__Extracted entries__.
>> begin

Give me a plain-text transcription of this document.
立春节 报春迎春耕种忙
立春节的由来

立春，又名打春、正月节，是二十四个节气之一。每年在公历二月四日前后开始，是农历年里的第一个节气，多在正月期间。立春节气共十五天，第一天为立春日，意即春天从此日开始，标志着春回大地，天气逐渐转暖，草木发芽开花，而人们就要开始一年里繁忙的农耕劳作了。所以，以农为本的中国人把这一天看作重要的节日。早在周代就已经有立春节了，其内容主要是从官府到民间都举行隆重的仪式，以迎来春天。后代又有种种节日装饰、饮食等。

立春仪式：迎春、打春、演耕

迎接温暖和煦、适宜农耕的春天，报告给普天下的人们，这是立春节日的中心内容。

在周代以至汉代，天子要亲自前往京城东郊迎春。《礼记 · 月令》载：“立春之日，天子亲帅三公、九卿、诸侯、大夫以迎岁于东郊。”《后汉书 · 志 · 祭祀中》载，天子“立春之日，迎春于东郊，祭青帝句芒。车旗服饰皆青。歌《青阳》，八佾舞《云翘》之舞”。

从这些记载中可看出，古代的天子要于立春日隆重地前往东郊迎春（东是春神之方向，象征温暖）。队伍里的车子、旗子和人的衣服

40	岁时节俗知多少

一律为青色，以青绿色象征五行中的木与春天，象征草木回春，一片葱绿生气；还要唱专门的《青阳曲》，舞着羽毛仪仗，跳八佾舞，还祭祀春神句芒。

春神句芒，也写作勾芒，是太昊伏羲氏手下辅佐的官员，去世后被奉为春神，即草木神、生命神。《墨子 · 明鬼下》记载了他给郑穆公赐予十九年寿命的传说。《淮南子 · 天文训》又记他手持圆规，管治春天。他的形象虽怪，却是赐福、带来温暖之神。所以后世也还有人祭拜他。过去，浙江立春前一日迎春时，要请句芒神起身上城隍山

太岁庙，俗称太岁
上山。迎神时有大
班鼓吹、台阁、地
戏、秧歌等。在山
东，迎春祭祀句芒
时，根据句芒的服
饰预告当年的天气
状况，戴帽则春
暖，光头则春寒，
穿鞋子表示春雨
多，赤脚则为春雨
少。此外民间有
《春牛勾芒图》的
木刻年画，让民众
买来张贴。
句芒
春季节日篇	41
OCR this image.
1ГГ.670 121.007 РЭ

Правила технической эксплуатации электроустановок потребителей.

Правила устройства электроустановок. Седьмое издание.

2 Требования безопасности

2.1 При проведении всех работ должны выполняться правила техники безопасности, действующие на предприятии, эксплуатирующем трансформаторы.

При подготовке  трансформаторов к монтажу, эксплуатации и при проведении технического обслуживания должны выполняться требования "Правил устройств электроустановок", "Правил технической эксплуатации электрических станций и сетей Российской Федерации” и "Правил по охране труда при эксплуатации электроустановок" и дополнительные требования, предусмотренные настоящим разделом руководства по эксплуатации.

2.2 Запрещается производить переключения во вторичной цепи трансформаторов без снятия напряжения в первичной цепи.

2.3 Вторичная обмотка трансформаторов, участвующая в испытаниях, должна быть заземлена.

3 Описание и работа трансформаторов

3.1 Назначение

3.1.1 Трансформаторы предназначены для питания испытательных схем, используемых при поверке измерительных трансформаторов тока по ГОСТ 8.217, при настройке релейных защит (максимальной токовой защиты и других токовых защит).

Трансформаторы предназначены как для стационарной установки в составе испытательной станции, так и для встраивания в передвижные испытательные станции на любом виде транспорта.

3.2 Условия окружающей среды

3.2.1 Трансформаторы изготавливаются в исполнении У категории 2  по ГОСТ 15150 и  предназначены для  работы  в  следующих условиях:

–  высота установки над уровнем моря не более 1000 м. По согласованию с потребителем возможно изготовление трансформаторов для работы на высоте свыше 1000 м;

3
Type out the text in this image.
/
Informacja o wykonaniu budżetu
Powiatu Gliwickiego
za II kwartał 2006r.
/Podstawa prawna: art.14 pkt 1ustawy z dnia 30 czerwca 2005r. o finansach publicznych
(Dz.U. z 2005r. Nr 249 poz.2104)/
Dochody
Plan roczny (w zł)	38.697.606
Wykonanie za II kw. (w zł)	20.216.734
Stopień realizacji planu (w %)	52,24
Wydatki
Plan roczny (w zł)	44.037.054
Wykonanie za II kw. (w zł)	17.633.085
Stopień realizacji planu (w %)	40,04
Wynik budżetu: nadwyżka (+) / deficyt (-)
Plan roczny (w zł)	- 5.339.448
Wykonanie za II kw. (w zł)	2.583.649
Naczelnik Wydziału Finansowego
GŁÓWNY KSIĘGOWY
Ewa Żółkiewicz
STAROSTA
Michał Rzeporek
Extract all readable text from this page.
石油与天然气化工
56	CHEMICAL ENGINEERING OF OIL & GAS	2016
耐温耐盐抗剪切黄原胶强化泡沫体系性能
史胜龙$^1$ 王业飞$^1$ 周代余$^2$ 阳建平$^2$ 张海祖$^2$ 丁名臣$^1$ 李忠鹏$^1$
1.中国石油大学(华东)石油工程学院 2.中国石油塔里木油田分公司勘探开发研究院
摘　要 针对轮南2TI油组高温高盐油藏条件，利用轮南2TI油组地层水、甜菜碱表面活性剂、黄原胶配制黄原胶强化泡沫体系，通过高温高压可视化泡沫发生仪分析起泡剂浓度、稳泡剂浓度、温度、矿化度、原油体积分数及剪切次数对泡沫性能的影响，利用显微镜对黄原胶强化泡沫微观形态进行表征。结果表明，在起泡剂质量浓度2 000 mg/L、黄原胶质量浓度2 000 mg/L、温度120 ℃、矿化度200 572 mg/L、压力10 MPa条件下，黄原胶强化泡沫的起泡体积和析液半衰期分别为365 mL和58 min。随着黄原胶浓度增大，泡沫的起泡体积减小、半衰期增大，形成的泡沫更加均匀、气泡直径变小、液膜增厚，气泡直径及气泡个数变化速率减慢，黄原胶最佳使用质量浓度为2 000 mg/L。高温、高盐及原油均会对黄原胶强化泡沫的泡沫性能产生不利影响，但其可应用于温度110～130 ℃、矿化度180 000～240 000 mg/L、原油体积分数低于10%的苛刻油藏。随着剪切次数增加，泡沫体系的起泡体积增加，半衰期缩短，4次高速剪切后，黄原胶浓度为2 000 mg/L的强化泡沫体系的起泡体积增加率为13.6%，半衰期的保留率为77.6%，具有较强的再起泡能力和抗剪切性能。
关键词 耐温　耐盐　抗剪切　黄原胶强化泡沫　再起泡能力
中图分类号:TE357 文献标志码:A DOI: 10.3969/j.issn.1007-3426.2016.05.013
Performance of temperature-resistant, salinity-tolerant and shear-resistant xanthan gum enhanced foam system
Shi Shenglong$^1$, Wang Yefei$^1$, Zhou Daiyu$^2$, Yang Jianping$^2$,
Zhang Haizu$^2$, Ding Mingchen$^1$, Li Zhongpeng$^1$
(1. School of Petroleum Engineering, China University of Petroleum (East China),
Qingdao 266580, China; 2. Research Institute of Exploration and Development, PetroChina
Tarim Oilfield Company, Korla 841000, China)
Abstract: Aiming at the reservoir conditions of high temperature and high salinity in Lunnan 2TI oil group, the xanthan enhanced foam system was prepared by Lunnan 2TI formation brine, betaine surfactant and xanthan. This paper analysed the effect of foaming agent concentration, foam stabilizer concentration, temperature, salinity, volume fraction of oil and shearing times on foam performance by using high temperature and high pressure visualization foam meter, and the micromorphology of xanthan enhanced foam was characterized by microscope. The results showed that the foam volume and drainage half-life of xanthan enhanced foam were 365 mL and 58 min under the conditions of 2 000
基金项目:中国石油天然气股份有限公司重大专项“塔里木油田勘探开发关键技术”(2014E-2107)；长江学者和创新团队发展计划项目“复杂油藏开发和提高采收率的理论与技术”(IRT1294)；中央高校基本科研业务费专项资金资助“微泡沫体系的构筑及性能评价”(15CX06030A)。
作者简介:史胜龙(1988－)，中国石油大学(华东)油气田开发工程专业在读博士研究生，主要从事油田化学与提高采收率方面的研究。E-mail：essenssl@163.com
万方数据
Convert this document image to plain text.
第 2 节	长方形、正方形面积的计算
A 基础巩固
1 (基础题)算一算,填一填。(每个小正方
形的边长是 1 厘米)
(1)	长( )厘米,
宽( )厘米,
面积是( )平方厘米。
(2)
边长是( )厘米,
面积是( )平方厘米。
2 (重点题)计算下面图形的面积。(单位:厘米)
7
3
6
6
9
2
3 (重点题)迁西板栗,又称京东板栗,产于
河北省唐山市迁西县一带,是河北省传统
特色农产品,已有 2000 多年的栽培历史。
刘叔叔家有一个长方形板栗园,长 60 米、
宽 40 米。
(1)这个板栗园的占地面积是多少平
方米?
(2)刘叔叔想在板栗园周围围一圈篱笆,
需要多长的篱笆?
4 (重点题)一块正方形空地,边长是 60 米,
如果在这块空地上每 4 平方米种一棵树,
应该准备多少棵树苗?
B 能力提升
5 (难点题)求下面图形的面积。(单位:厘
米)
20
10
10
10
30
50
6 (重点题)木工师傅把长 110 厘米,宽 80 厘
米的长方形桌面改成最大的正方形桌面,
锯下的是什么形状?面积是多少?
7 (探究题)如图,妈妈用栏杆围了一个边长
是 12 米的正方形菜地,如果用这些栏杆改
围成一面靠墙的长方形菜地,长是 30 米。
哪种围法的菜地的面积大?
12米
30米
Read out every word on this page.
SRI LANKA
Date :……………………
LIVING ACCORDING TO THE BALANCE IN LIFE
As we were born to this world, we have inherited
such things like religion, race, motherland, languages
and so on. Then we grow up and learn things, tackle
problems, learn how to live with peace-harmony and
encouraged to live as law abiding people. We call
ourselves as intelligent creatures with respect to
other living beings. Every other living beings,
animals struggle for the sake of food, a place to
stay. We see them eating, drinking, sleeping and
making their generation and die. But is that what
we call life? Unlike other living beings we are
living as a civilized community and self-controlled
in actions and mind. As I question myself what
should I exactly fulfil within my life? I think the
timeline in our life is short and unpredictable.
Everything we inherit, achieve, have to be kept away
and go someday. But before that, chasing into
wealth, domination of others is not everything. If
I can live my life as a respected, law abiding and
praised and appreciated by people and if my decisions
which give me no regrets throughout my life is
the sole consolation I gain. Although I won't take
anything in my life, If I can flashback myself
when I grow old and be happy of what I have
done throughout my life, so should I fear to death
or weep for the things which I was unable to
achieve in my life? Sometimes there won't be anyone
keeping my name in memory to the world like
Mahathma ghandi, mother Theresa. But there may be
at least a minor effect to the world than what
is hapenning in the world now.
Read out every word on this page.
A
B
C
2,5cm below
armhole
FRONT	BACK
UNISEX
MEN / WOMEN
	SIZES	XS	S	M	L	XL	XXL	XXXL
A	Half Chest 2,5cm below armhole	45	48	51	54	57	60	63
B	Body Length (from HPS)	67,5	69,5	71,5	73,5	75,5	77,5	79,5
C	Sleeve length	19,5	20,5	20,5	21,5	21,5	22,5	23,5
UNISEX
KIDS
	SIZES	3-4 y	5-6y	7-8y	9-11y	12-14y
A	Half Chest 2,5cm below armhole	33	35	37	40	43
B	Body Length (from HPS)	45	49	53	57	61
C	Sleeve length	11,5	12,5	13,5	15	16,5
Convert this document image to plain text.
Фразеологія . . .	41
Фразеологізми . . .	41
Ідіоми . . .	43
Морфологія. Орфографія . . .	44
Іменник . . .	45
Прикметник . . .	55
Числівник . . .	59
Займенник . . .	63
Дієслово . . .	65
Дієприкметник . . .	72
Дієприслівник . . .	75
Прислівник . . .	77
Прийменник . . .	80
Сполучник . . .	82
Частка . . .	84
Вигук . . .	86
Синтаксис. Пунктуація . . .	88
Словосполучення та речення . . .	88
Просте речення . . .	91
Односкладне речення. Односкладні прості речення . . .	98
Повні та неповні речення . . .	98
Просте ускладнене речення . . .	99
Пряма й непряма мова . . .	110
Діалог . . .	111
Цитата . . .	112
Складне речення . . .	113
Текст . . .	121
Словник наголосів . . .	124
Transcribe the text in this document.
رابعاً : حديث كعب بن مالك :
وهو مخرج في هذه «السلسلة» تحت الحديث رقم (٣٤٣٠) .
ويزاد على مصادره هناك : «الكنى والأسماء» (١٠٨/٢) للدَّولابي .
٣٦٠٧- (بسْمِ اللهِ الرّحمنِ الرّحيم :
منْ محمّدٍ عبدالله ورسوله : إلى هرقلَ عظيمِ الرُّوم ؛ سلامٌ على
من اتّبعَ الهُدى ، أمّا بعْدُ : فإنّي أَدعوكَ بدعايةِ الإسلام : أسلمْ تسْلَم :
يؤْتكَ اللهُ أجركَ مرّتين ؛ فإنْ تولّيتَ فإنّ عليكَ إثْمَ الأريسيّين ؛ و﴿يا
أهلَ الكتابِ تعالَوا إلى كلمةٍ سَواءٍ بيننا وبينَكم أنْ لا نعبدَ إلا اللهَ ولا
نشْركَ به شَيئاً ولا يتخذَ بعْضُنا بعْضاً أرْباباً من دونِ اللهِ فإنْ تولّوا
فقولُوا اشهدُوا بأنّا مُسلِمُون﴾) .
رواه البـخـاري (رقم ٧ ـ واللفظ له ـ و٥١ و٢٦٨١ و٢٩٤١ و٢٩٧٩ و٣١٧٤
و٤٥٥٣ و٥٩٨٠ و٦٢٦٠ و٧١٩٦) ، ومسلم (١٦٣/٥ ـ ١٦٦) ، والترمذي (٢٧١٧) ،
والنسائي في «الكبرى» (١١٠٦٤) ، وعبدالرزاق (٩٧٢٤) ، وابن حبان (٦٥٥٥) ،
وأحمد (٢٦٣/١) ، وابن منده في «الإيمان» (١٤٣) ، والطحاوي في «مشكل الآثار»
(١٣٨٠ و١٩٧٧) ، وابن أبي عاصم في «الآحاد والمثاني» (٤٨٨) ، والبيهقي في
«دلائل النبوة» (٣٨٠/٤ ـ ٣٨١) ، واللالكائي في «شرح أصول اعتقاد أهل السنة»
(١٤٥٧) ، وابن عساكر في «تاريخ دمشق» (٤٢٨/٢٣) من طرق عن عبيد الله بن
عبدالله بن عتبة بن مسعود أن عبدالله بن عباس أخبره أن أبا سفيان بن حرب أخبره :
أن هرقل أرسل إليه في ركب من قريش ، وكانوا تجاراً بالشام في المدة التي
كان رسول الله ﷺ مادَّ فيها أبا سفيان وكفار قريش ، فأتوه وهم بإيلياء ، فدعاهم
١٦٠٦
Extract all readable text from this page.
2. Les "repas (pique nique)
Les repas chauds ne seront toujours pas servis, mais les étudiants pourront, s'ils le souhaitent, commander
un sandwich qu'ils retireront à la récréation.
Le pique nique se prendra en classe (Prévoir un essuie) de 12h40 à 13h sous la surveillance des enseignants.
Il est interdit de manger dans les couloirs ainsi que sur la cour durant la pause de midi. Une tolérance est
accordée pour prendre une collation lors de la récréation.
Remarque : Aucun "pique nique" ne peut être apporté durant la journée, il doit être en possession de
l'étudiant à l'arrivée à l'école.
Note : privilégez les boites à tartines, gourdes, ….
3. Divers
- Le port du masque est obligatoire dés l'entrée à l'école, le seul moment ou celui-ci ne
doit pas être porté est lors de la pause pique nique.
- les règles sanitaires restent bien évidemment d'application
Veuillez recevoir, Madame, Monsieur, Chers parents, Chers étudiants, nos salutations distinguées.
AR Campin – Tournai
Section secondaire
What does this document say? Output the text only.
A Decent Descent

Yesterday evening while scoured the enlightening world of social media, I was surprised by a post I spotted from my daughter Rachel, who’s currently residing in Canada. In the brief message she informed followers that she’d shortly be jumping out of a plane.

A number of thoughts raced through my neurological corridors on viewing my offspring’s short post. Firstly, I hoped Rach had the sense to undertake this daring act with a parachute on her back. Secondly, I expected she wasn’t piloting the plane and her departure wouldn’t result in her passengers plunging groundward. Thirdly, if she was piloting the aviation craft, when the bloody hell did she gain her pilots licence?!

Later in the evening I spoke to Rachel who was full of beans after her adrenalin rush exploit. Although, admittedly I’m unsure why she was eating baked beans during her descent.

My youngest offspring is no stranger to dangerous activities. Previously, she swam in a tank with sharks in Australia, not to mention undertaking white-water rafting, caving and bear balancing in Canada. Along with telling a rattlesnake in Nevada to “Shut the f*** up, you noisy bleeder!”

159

>> end

__Short task__.
Return, from the data, each line that has the word "have" in it.

__Response to this exercise__.
As we were born to this world, we have inherited
Everything we inherit, achieve, have to be kept away
when I grow old and be happy of what I have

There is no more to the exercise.